--- BEGIN RECORDS SHOWN ---

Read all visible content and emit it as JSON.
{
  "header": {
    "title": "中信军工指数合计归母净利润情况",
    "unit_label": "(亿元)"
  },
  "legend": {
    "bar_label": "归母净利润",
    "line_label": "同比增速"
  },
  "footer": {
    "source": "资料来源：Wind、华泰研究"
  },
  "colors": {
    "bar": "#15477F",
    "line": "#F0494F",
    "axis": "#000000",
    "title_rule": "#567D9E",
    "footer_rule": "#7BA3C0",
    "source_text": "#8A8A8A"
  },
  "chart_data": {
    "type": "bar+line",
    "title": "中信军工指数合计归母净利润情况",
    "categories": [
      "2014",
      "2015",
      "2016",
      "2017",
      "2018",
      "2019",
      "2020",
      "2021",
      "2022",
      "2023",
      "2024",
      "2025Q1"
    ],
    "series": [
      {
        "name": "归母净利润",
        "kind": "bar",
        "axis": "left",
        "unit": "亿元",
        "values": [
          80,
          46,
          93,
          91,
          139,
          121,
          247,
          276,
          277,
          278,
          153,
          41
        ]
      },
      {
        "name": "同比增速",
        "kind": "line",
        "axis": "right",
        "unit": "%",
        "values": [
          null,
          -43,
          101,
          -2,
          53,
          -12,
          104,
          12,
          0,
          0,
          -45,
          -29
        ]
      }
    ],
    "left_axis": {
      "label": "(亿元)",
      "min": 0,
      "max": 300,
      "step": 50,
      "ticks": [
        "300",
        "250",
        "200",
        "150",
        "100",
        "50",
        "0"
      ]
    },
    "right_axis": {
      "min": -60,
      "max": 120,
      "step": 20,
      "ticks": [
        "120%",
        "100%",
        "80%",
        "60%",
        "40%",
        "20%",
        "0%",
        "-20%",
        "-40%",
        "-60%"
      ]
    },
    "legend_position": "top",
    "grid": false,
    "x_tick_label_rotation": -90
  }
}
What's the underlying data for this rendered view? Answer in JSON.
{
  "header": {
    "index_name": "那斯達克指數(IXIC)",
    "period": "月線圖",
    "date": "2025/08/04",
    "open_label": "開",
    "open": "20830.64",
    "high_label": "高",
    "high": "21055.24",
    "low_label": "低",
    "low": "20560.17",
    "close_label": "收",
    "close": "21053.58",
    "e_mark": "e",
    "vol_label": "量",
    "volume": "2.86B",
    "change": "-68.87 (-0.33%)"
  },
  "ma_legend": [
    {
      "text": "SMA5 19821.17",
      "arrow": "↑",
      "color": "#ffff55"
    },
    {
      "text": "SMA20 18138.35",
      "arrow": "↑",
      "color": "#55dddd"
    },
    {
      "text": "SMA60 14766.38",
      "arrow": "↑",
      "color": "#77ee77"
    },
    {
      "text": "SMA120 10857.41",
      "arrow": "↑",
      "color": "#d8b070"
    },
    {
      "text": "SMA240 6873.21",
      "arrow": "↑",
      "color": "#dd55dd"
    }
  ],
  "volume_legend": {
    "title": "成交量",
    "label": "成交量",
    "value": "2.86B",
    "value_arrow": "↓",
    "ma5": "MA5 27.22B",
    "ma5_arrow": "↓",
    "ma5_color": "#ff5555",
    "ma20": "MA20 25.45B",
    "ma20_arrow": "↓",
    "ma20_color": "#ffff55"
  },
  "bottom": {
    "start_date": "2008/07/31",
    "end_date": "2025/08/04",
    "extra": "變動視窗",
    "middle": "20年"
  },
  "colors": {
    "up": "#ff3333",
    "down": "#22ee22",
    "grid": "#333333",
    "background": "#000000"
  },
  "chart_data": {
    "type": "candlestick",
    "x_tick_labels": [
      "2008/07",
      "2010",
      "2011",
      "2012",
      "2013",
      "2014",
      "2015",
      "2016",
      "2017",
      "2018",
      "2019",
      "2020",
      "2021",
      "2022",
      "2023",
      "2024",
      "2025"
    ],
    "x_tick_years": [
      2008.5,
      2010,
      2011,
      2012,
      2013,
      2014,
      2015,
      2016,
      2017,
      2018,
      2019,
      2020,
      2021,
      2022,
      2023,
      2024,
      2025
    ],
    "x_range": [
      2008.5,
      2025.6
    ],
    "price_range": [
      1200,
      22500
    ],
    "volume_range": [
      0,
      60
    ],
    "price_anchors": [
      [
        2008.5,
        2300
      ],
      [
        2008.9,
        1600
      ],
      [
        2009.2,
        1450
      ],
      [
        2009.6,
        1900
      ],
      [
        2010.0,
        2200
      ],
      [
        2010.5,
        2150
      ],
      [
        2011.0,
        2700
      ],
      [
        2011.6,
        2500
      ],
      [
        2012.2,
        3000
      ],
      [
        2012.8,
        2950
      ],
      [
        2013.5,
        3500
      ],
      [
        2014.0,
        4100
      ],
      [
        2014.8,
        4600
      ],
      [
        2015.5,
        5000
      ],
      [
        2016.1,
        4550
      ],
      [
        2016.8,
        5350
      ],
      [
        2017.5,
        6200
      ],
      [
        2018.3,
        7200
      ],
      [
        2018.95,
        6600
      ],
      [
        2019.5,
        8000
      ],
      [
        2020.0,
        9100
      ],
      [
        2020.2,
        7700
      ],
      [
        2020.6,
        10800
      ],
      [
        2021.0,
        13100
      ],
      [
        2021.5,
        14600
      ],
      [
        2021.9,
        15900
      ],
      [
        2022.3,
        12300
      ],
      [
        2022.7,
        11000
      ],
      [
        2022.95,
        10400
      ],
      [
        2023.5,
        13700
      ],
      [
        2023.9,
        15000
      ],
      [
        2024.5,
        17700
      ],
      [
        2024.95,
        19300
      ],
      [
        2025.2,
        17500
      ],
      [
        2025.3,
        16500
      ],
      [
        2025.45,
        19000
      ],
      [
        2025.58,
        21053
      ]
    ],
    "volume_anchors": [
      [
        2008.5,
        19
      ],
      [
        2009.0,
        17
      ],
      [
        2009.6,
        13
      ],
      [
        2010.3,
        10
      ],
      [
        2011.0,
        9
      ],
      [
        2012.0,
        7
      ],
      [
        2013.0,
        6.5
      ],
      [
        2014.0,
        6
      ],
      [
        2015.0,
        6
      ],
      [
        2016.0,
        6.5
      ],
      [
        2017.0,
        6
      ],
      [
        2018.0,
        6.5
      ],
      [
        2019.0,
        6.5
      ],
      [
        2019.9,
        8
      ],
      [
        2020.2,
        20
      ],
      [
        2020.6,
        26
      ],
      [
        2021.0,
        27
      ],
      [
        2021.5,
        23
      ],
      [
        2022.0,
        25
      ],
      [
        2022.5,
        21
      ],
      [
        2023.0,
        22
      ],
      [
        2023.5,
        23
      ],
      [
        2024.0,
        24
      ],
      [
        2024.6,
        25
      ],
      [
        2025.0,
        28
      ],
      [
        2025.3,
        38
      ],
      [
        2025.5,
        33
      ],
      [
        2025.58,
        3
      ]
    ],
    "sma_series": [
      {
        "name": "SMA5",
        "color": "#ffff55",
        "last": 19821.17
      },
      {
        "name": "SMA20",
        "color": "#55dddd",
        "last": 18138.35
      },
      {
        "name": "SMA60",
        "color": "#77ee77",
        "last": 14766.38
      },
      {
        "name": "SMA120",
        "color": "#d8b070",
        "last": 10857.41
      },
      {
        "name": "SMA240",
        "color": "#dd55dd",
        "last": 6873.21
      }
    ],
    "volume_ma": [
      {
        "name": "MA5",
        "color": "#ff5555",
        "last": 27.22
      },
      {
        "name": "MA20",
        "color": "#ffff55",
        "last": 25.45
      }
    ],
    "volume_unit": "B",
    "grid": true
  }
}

--- END RECORDS SHOWN ---

→ **PROBLEM**
Produce an exact copy of the whole listing.

→ **CORRECT RESULT**
Read all visible content and emit it as JSON.
{
  "header": {
    "title": "中信军工指数合计归母净利润情况",
    "unit_label": "(亿元)"
  },
  "legend": {
    "bar_label": "归母净利润",
    "line_label": "同比增速"
  },
  "footer": {
    "source": "资料来源：Wind、华泰研究"
  },
  "colors": {
    "bar": "#15477F",
    "line": "#F0494F",
    "axis": "#000000",
    "title_rule": "#567D9E",
    "footer_rule": "#7BA3C0",
    "source_text": "#8A8A8A"
  },
  "chart_data": {
    "type": "bar+line",
    "title": "中信军工指数合计归母净利润情况",
    "categories": [
      "2014",
      "2015",
      "2016",
      "2017",
      "2018",
      "2019",
      "2020",
      "2021",
      "2022",
      "2023",
      "2024",
      "2025Q1"
    ],
    "series": [
      {
        "name": "归母净利润",
        "kind": "bar",
        "axis": "left",
        "unit": "亿元",
        "values": [
          80,
          46,
          93,
          91,
          139,
          121,
          247,
          276,
          277,
          278,
          153,
          41
        ]
      },
      {
        "name": "同比增速",
        "kind": "line",
        "axis": "right",
        "unit": "%",
        "values": [
          null,
          -43,
          101,
          -2,
          53,
          -12,
          104,
          12,
          0,
          0,
          -45,
          -29
        ]
      }
    ],
    "left_axis": {
      "label": "(亿元)",
      "min": 0,
      "max": 300,
      "step": 50,
      "ticks": [
        "300",
        "250",
        "200",
        "150",
        "100",
        "50",
        "0"
      ]
    },
    "right_axis": {
      "min": -60,
      "max": 120,
      "step": 20,
      "ticks": [
        "120%",
        "100%",
        "80%",
        "60%",
        "40%",
        "20%",
        "0%",
        "-20%",
        "-40%",
        "-60%"
      ]
    },
    "legend_position": "top",
    "grid": false,
    "x_tick_label_rotation": -90
  }
}
What's the underlying data for this rendered view? Answer in JSON.
{
  "header": {
    "index_name": "那斯達克指數(IXIC)",
    "period": "月線圖",
    "date": "2025/08/04",
    "open_label": "開",
    "open": "20830.64",
    "high_label": "高",
    "high": "21055.24",
    "low_label": "低",
    "low": "20560.17",
    "close_label": "收",
    "close": "21053.58",
    "e_mark": "e",
    "vol_label": "量",
    "volume": "2.86B",
    "change": "-68.87 (-0.33%)"
  },
  "ma_legend": [
    {
      "text": "SMA5 19821.17",
      "arrow": "↑",
      "color": "#ffff55"
    },
    {
      "text": "SMA20 18138.35",
      "arrow": "↑",
      "color": "#55dddd"
    },
    {
      "text": "SMA60 14766.38",
      "arrow": "↑",
      "color": "#77ee77"
    },
    {
      "text": "SMA120 10857.41",
      "arrow": "↑",
      "color": "#d8b070"
    },
    {
      "text": "SMA240 6873.21",
      "arrow": "↑",
      "color": "#dd55dd"
    }
  ],
  "volume_legend": {
    "title": "成交量",
    "label": "成交量",
    "value": "2.86B",
    "value_arrow": "↓",
    "ma5": "MA5 27.22B",
    "ma5_arrow": "↓",
    "ma5_color": "#ff5555",
    "ma20": "MA20 25.45B",
    "ma20_arrow": "↓",
    "ma20_color": "#ffff55"
  },
  "bottom": {
    "start_date": "2008/07/31",
    "end_date": "2025/08/04",
    "extra": "變動視窗",
    "middle": "20年"
  },
  "colors": {
    "up": "#ff3333",
    "down": "#22ee22",
    "grid": "#333333",
    "background": "#000000"
  },
  "chart_data": {
    "type": "candlestick",
    "x_tick_labels": [
      "2008/07",
      "2010",
      "2011",
      "2012",
      "2013",
      "2014",
      "2015",
      "2016",
      "2017",
      "2018",
      "2019",
      "2020",
      "2021",
      "2022",
      "2023",
      "2024",
      "2025"
    ],
    "x_tick_years": [
      2008.5,
      2010,
      2011,
      2012,
      2013,
      2014,
      2015,
      2016,
      2017,
      2018,
      2019,
      2020,
      2021,
      2022,
      2023,
      2024,
      2025
    ],
    "x_range": [
      2008.5,
      2025.6
    ],
    "price_range": [
      1200,
      22500
    ],
    "volume_range": [
      0,
      60
    ],
    "price_anchors": [
      [
        2008.5,
        2300
      ],
      [
        2008.9,
        1600
      ],
      [
        2009.2,
        1450
      ],
      [
        2009.6,
        1900
      ],
      [
        2010.0,
        2200
      ],
      [
        2010.5,
        2150
      ],
      [
        2011.0,
        2700
      ],
      [
        2011.6,
        2500
      ],
      [
        2012.2,
        3000
      ],
      [
        2012.8,
        2950
      ],
      [
        2013.5,
        3500
      ],
      [
        2014.0,
        4100
      ],
      [
        2014.8,
        4600
      ],
      [
        2015.5,
        5000
      ],
      [
        2016.1,
        4550
      ],
      [
        2016.8,
        5350
      ],
      [
        2017.5,
        6200
      ],
      [
        2018.3,
        7200
      ],
      [
        2018.95,
        6600
      ],
      [
        2019.5,
        8000
      ],
      [
        2020.0,
        9100
      ],
      [
        2020.2,
        7700
      ],
      [
        2020.6,
        10800
      ],
      [
        2021.0,
        13100
      ],
      [
        2021.5,
        14600
      ],
      [
        2021.9,
        15900
      ],
      [
        2022.3,
        12300
      ],
      [
        2022.7,
        11000
      ],
      [
        2022.95,
        10400
      ],
      [
        2023.5,
        13700
      ],
      [
        2023.9,
        15000
      ],
      [
        2024.5,
        17700
      ],
      [
        2024.95,
        19300
      ],
      [
        2025.2,
        17500
      ],
      [
        2025.3,
        16500
      ],
      [
        2025.45,
        19000
      ],
      [
        2025.58,
        21053
      ]
    ],
    "volume_anchors": [
      [
        2008.5,
        19
      ],
      [
        2009.0,
        17
      ],
      [
        2009.6,
        13
      ],
      [
        2010.3,
        10
      ],
      [
        2011.0,
        9
      ],
      [
        2012.0,
        7
      ],
      [
        2013.0,
        6.5
      ],
      [
        2014.0,
        6
      ],
      [
        2015.0,
        6
      ],
      [
        2016.0,
        6.5
      ],
      [
        2017.0,
        6
      ],
      [
        2018.0,
        6.5
      ],
      [
        2019.0,
        6.5
      ],
      [
        2019.9,
        8
      ],
      [
        2020.2,
        20
      ],
      [
        2020.6,
        26
      ],
      [
        2021.0,
        27
      ],
      [
        2021.5,
        23
      ],
      [
        2022.0,
        25
      ],
      [
        2022.5,
        21
      ],
      [
        2023.0,
        22
      ],
      [
        2023.5,
        23
      ],
      [
        2024.0,
        24
      ],
      [
        2024.6,
        25
      ],
      [
        2025.0,
        28
      ],
      [
        2025.3,
        38
      ],
      [
        2025.5,
        33
      ],
      [
        2025.58,
        3
      ]
    ],
    "sma_series": [
      {
        "name": "SMA5",
        "color": "#ffff55",
        "last": 19821.17
      },
      {
        "name": "SMA20",
        "color": "#55dddd",
        "last": 18138.35
      },
      {
        "name": "SMA60",
        "color": "#77ee77",
        "last": 14766.38
      },
      {
        "name": "SMA120",
        "color": "#d8b070",
        "last": 10857.41
      },
      {
        "name": "SMA240",
        "color": "#dd55dd",
        "last": 6873.21
      }
    ],
    "volume_ma": [
      {
        "name": "MA5",
        "color": "#ff5555",
        "last": 27.22
      },
      {
        "name": "MA20",
        "color": "#ffff55",
        "last": 25.45
      }
    ],
    "volume_unit": "B",
    "grid": true
  }
}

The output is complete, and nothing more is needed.